| What to do |
Extract each line where the string "title" shows up.

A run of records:
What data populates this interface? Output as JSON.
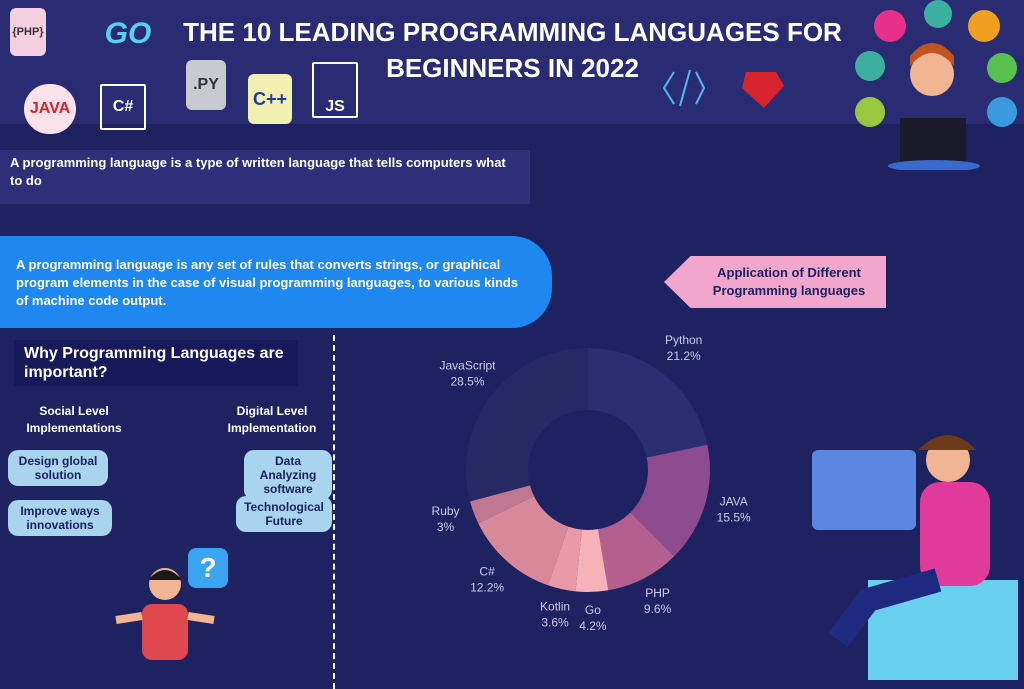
{
  "header": {
    "title": "THE 10 LEADING PROGRAMMING LANGUAGES FOR BEGINNERS IN 2022",
    "logos": [
      "{PHP}",
      "GO",
      "JAVA",
      "C#",
      ".PY",
      "C++",
      "JS"
    ]
  },
  "intro": [
    "A programming language is a type of written language that tells computers what to do",
    "A programming language is any set of rules that converts strings, or graphical program elements in the case of visual programming languages, to various kinds of machine code output."
  ],
  "why": {
    "title": "Why Programming Languages are important?",
    "social": {
      "title": "Social Level Implementations",
      "items": [
        "Design global solution",
        "Improve ways innovations"
      ]
    },
    "digital": {
      "title": "Digital Level Implementation",
      "items": [
        "Data Analyzing software",
        "Technological Future"
      ]
    },
    "question": "?"
  },
  "chart_data": {
    "type": "pie",
    "title": "Application of Different Programming languages",
    "categories": [
      "Python",
      "JAVA",
      "PHP",
      "Go",
      "Kotlin",
      "C#",
      "Ruby",
      "JavaScript"
    ],
    "values": [
      21.2,
      15.5,
      9.6,
      4.2,
      3.6,
      12.2,
      3,
      28.5
    ],
    "value_labels": [
      "21.2%",
      "15.5%",
      "9.6%",
      "4.2%",
      "3.6%",
      "12.2%",
      "3%",
      "28.5%"
    ],
    "colors": [
      "#2b2e72",
      "#8c4b8e",
      "#b4608f",
      "#f6b2b8",
      "#e99aa8",
      "#d88999",
      "#c17791",
      "#262964"
    ]
  }
}
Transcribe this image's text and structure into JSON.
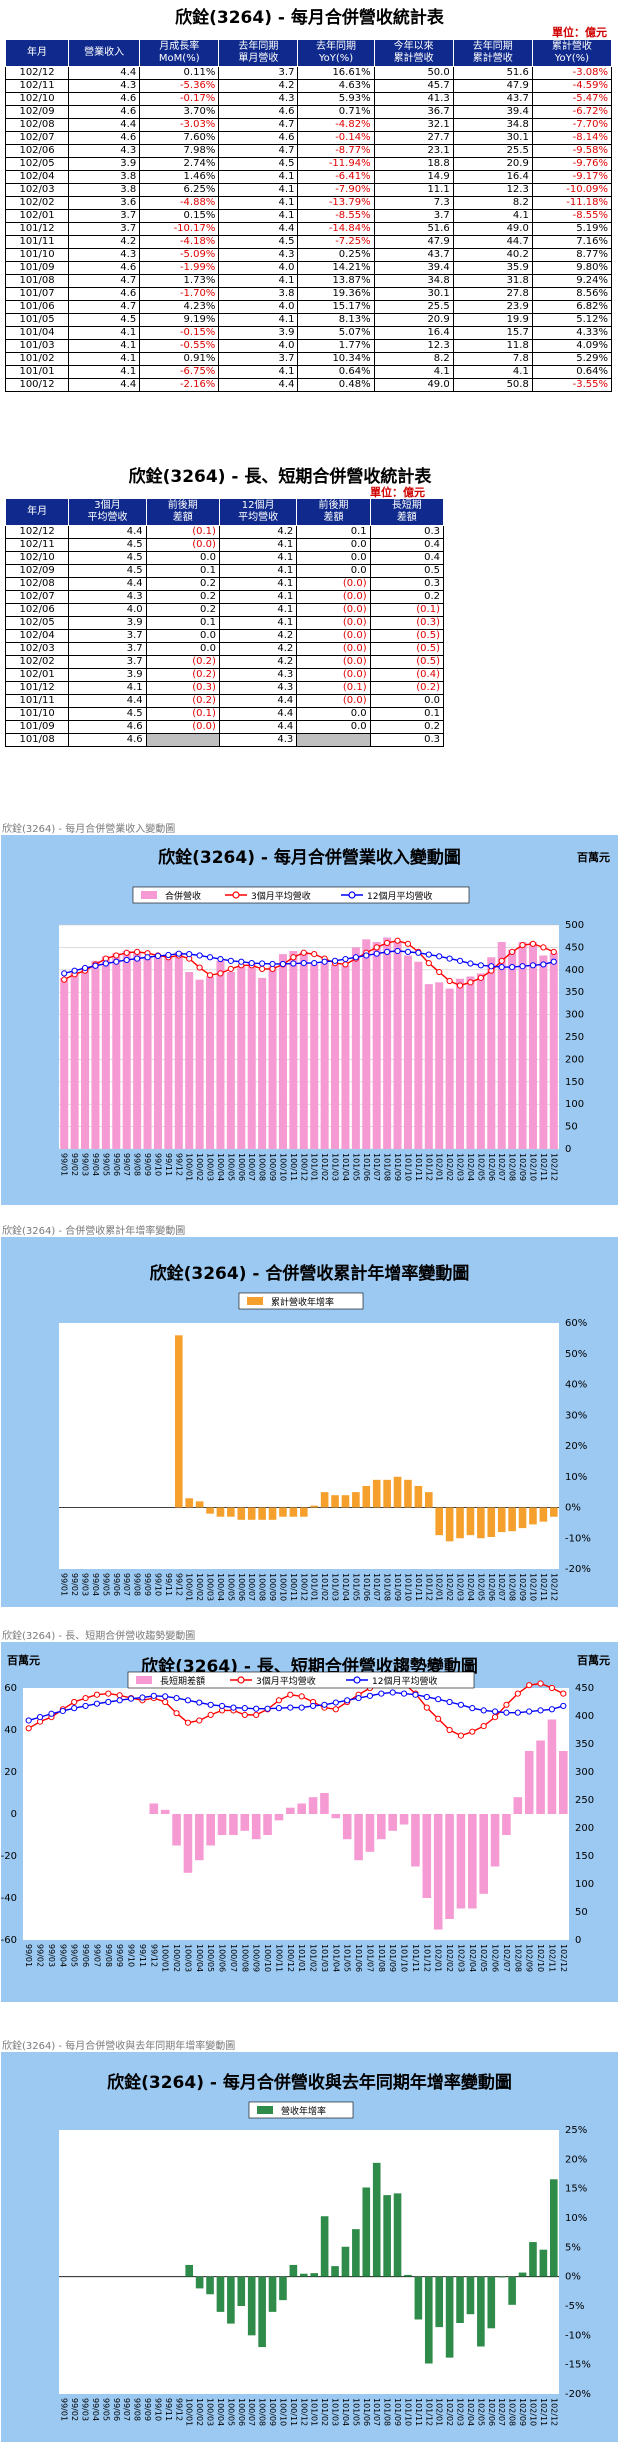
{
  "table1": {
    "title": "欣銓(3264) - 每月合併營收統計表",
    "unit": "單位：億元",
    "headers": [
      "年月",
      "營業收入",
      "月成長率 MoM(%)",
      "去年同期 單月營收",
      "去年同期 YoY(%)",
      "今年以來 累計營收",
      "去年同期 累計營收",
      "累計營收 YoY(%)"
    ],
    "rows": [
      [
        "102/12",
        "4.4",
        "0.11%",
        "3.7",
        "16.61%",
        "50.0",
        "51.6",
        "-3.08%"
      ],
      [
        "102/11",
        "4.3",
        "-5.36%",
        "4.2",
        "4.63%",
        "45.7",
        "47.9",
        "-4.59%"
      ],
      [
        "102/10",
        "4.6",
        "-0.17%",
        "4.3",
        "5.93%",
        "41.3",
        "43.7",
        "-5.47%"
      ],
      [
        "102/09",
        "4.6",
        "3.70%",
        "4.6",
        "0.71%",
        "36.7",
        "39.4",
        "-6.72%"
      ],
      [
        "102/08",
        "4.4",
        "-3.03%",
        "4.7",
        "-4.82%",
        "32.1",
        "34.8",
        "-7.70%"
      ],
      [
        "102/07",
        "4.6",
        "7.60%",
        "4.6",
        "-0.14%",
        "27.7",
        "30.1",
        "-8.14%"
      ],
      [
        "102/06",
        "4.3",
        "7.98%",
        "4.7",
        "-8.77%",
        "23.1",
        "25.5",
        "-9.58%"
      ],
      [
        "102/05",
        "3.9",
        "2.74%",
        "4.5",
        "-11.94%",
        "18.8",
        "20.9",
        "-9.76%"
      ],
      [
        "102/04",
        "3.8",
        "1.46%",
        "4.1",
        "-6.41%",
        "14.9",
        "16.4",
        "-9.17%"
      ],
      [
        "102/03",
        "3.8",
        "6.25%",
        "4.1",
        "-7.90%",
        "11.1",
        "12.3",
        "-10.09%"
      ],
      [
        "102/02",
        "3.6",
        "-4.88%",
        "4.1",
        "-13.79%",
        "7.3",
        "8.2",
        "-11.18%"
      ],
      [
        "102/01",
        "3.7",
        "0.15%",
        "4.1",
        "-8.55%",
        "3.7",
        "4.1",
        "-8.55%"
      ],
      [
        "101/12",
        "3.7",
        "-10.17%",
        "4.4",
        "-14.84%",
        "51.6",
        "49.0",
        "5.19%"
      ],
      [
        "101/11",
        "4.2",
        "-4.18%",
        "4.5",
        "-7.25%",
        "47.9",
        "44.7",
        "7.16%"
      ],
      [
        "101/10",
        "4.3",
        "-5.09%",
        "4.3",
        "0.25%",
        "43.7",
        "40.2",
        "8.77%"
      ],
      [
        "101/09",
        "4.6",
        "-1.99%",
        "4.0",
        "14.21%",
        "39.4",
        "35.9",
        "9.80%"
      ],
      [
        "101/08",
        "4.7",
        "1.73%",
        "4.1",
        "13.87%",
        "34.8",
        "31.8",
        "9.24%"
      ],
      [
        "101/07",
        "4.6",
        "-1.70%",
        "3.8",
        "19.36%",
        "30.1",
        "27.8",
        "8.56%"
      ],
      [
        "101/06",
        "4.7",
        "4.23%",
        "4.0",
        "15.17%",
        "25.5",
        "23.9",
        "6.82%"
      ],
      [
        "101/05",
        "4.5",
        "9.19%",
        "4.1",
        "8.13%",
        "20.9",
        "19.9",
        "5.12%"
      ],
      [
        "101/04",
        "4.1",
        "-0.15%",
        "3.9",
        "5.07%",
        "16.4",
        "15.7",
        "4.33%"
      ],
      [
        "101/03",
        "4.1",
        "-0.55%",
        "4.0",
        "1.77%",
        "12.3",
        "11.8",
        "4.09%"
      ],
      [
        "101/02",
        "4.1",
        "0.91%",
        "3.7",
        "10.34%",
        "8.2",
        "7.8",
        "5.29%"
      ],
      [
        "101/01",
        "4.1",
        "-6.75%",
        "4.1",
        "0.64%",
        "4.1",
        "4.1",
        "0.64%"
      ],
      [
        "100/12",
        "4.4",
        "-2.16%",
        "4.4",
        "0.48%",
        "49.0",
        "50.8",
        "-3.55%"
      ]
    ]
  },
  "table2": {
    "title": "欣銓(3264) - 長、短期合併營收統計表",
    "unit": "單位：億元",
    "headers": [
      "年月",
      "3個月 平均營收",
      "前後期 差額",
      "12個月 平均營收",
      "前後期 差額",
      "長短期 差額"
    ],
    "rows": [
      [
        "102/12",
        "4.4",
        "(0.1)",
        "4.2",
        "0.1",
        "0.3"
      ],
      [
        "102/11",
        "4.5",
        "(0.0)",
        "4.1",
        "0.0",
        "0.4"
      ],
      [
        "102/10",
        "4.5",
        "0.0",
        "4.1",
        "0.0",
        "0.4"
      ],
      [
        "102/09",
        "4.5",
        "0.1",
        "4.1",
        "0.0",
        "0.5"
      ],
      [
        "102/08",
        "4.4",
        "0.2",
        "4.1",
        "(0.0)",
        "0.3"
      ],
      [
        "102/07",
        "4.3",
        "0.2",
        "4.1",
        "(0.0)",
        "0.2"
      ],
      [
        "102/06",
        "4.0",
        "0.2",
        "4.1",
        "(0.0)",
        "(0.1)"
      ],
      [
        "102/05",
        "3.9",
        "0.1",
        "4.1",
        "(0.0)",
        "(0.3)"
      ],
      [
        "102/04",
        "3.7",
        "0.0",
        "4.2",
        "(0.0)",
        "(0.5)"
      ],
      [
        "102/03",
        "3.7",
        "0.0",
        "4.2",
        "(0.0)",
        "(0.5)"
      ],
      [
        "102/02",
        "3.7",
        "(0.2)",
        "4.2",
        "(0.0)",
        "(0.5)"
      ],
      [
        "102/01",
        "3.9",
        "(0.2)",
        "4.3",
        "(0.0)",
        "(0.4)"
      ],
      [
        "101/12",
        "4.1",
        "(0.3)",
        "4.3",
        "(0.1)",
        "(0.2)"
      ],
      [
        "101/11",
        "4.4",
        "(0.2)",
        "4.4",
        "(0.0)",
        "0.0"
      ],
      [
        "101/10",
        "4.5",
        "(0.1)",
        "4.4",
        "0.0",
        "0.1"
      ],
      [
        "101/09",
        "4.6",
        "(0.0)",
        "4.4",
        "0.0",
        "0.2"
      ],
      [
        "101/08",
        "4.6",
        "",
        "4.3",
        "",
        "0.3"
      ]
    ]
  },
  "x_labels": [
    "99/01",
    "99/02",
    "99/03",
    "99/04",
    "99/05",
    "99/06",
    "99/07",
    "99/08",
    "99/09",
    "99/10",
    "99/11",
    "99/12",
    "100/01",
    "100/02",
    "100/03",
    "100/04",
    "100/05",
    "100/06",
    "100/07",
    "100/08",
    "100/09",
    "100/10",
    "100/11",
    "100/12",
    "101/01",
    "101/02",
    "101/03",
    "101/04",
    "101/05",
    "101/06",
    "101/07",
    "101/08",
    "101/09",
    "101/10",
    "101/11",
    "101/12",
    "102/01",
    "102/02",
    "102/03",
    "102/04",
    "102/05",
    "102/06",
    "102/07",
    "102/08",
    "102/09",
    "102/10",
    "102/11",
    "102/12"
  ],
  "chart_data": [
    {
      "type": "bar",
      "caption": "欣銓(3264) - 每月合併營業收入變動圖",
      "title": "欣銓(3264) - 每月合併營業收入變動圖",
      "unit": "百萬元",
      "series": [
        {
          "name": "合併營收",
          "kind": "bar",
          "color": "#f59ad2",
          "values": [
            382,
            396,
            405,
            420,
            430,
            437,
            442,
            438,
            430,
            432,
            428,
            440,
            395,
            378,
            385,
            420,
            395,
            408,
            415,
            382,
            408,
            435,
            442,
            440,
            412,
            415,
            412,
            410,
            450,
            468,
            462,
            472,
            462,
            432,
            418,
            368,
            372,
            358,
            380,
            385,
            392,
            428,
            462,
            445,
            462,
            462,
            432,
            438
          ]
        },
        {
          "name": "3個月平均營收",
          "kind": "line",
          "color": "#ff0000",
          "values": [
            378,
            390,
            398,
            412,
            425,
            432,
            438,
            440,
            437,
            432,
            428,
            432,
            425,
            405,
            388,
            392,
            402,
            410,
            410,
            402,
            402,
            412,
            428,
            438,
            435,
            425,
            415,
            412,
            425,
            438,
            450,
            460,
            465,
            458,
            440,
            415,
            395,
            375,
            365,
            372,
            382,
            398,
            420,
            440,
            455,
            458,
            450,
            440
          ]
        },
        {
          "name": "12個月平均營收",
          "kind": "line",
          "color": "#0000ff",
          "values": [
            392,
            398,
            404,
            409,
            414,
            418,
            422,
            425,
            428,
            431,
            433,
            436,
            435,
            432,
            428,
            424,
            420,
            418,
            415,
            414,
            413,
            413,
            414,
            415,
            415,
            418,
            420,
            424,
            428,
            432,
            436,
            440,
            442,
            440,
            438,
            434,
            430,
            425,
            420,
            414,
            410,
            408,
            406,
            406,
            408,
            410,
            412,
            418
          ]
        }
      ],
      "ylim": [
        0,
        500
      ],
      "yticks": [
        0,
        50,
        100,
        150,
        200,
        250,
        300,
        350,
        400,
        450,
        500
      ],
      "legend_placement": "top"
    },
    {
      "type": "bar",
      "caption": "欣銓(3264) - 合併營收累計年增率變動圖",
      "title": "欣銓(3264) - 合併營收累計年增率變動圖",
      "series": [
        {
          "name": "累計營收年增率",
          "kind": "bar",
          "color": "#f5a02c",
          "values": [
            null,
            null,
            null,
            null,
            null,
            null,
            null,
            null,
            null,
            null,
            null,
            56,
            3,
            2,
            -2,
            -3,
            -3,
            -4,
            -4,
            -4,
            -4,
            -3,
            -3,
            -3,
            0.6,
            5,
            4,
            4,
            5,
            7,
            9,
            9,
            10,
            9,
            7,
            5,
            -9,
            -11,
            -10,
            -9,
            -10,
            -9.6,
            -8,
            -7.7,
            -6.7,
            -5.5,
            -4.6,
            -3
          ]
        }
      ],
      "ylim": [
        -20,
        60
      ],
      "yticks": [
        -20,
        -10,
        0,
        10,
        20,
        30,
        40,
        50,
        60
      ],
      "tick_suffix": "%",
      "legend_placement": "top"
    },
    {
      "type": "bar",
      "caption": "欣銓(3264) - 長、短期合併營收趨勢變動圖",
      "title": "欣銓(3264) - 長、短期合併營收趨勢變動圖",
      "unit_left": "百萬元",
      "unit_right": "百萬元",
      "series": [
        {
          "name": "長短期差額",
          "kind": "bar",
          "axis": "left",
          "color": "#f59ad2",
          "values": [
            null,
            null,
            null,
            null,
            null,
            null,
            null,
            null,
            null,
            null,
            null,
            5,
            2,
            -15,
            -28,
            -22,
            -15,
            -10,
            -10,
            -8,
            -12,
            -10,
            -3,
            3,
            5,
            8,
            10,
            -2,
            -12,
            -22,
            -18,
            -12,
            -8,
            -5,
            -25,
            -40,
            -55,
            -50,
            -45,
            -45,
            -38,
            -25,
            -10,
            8,
            30,
            35,
            45,
            30
          ]
        },
        {
          "name": "3個月平均營收",
          "kind": "line",
          "axis": "right",
          "color": "#ff0000",
          "values": [
            378,
            390,
            398,
            412,
            425,
            432,
            438,
            440,
            437,
            432,
            428,
            432,
            425,
            405,
            388,
            392,
            402,
            410,
            410,
            402,
            402,
            412,
            428,
            438,
            435,
            425,
            415,
            412,
            425,
            438,
            450,
            460,
            465,
            458,
            440,
            415,
            395,
            375,
            365,
            372,
            382,
            398,
            420,
            440,
            455,
            458,
            450,
            440
          ]
        },
        {
          "name": "12個月平均營收",
          "kind": "line",
          "axis": "right",
          "color": "#0000ff",
          "values": [
            392,
            398,
            404,
            409,
            414,
            418,
            422,
            425,
            428,
            431,
            433,
            436,
            435,
            432,
            428,
            424,
            420,
            418,
            415,
            414,
            413,
            413,
            414,
            415,
            415,
            418,
            420,
            424,
            428,
            432,
            436,
            440,
            442,
            440,
            438,
            434,
            430,
            425,
            420,
            414,
            410,
            408,
            406,
            406,
            408,
            410,
            412,
            418
          ]
        }
      ],
      "ylim_left": [
        -60,
        60
      ],
      "yticks_left": [
        -60,
        -40,
        -20,
        0,
        20,
        40,
        60
      ],
      "ylim_right": [
        0,
        450
      ],
      "yticks_right": [
        0,
        50,
        100,
        150,
        200,
        250,
        300,
        350,
        400,
        450
      ],
      "legend_placement": "top"
    },
    {
      "type": "bar",
      "caption": "欣銓(3264) - 每月合併營收與去年同期年增率變動圖",
      "title": "欣銓(3264) - 每月合併營收與去年同期年增率變動圖",
      "series": [
        {
          "name": "營收年增率",
          "kind": "bar",
          "color": "#2e8b4a",
          "values": [
            null,
            null,
            null,
            null,
            null,
            null,
            null,
            null,
            null,
            null,
            null,
            null,
            2,
            -2,
            -3,
            -6,
            -8,
            -5,
            -10,
            -12,
            -6,
            -4,
            2,
            0.5,
            0.6,
            10.3,
            1.8,
            5.1,
            8.1,
            15.2,
            19.4,
            13.9,
            14.2,
            0.3,
            -7.3,
            -14.8,
            -8.6,
            -13.8,
            -7.9,
            -6.4,
            -11.9,
            -8.8,
            -0.1,
            -4.8,
            0.7,
            5.9,
            4.6,
            16.6
          ]
        }
      ],
      "ylim": [
        -20,
        25
      ],
      "yticks": [
        -20,
        -15,
        -10,
        -5,
        0,
        5,
        10,
        15,
        20,
        25
      ],
      "tick_suffix": "%",
      "legend_placement": "top"
    }
  ]
}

| Right answer |
    "title": "THE 10 LEADING PROGRAMMING LANGUAGES FOR BEGINNERS IN 2022",
    "title": "Why Programming Languages are important?",
      "title": "Social Level Implementations",
      "title": "Digital Level Implementation",
    "title": "Application of Different Programming languages",
    "title": "欣銓(3264) - 每月合併營收統計表",
    "title": "欣銓(3264) - 長、短期合併營收統計表",
      "title": "欣銓(3264) - 每月合併營業收入變動圖",
      "title": "欣銓(3264) - 合併營收累計年增率變動圖",
      "title": "欣銓(3264) - 長、短期合併營收趨勢變動圖",
      "title": "欣銓(3264) - 每月合併營收與去年同期年增率變動圖",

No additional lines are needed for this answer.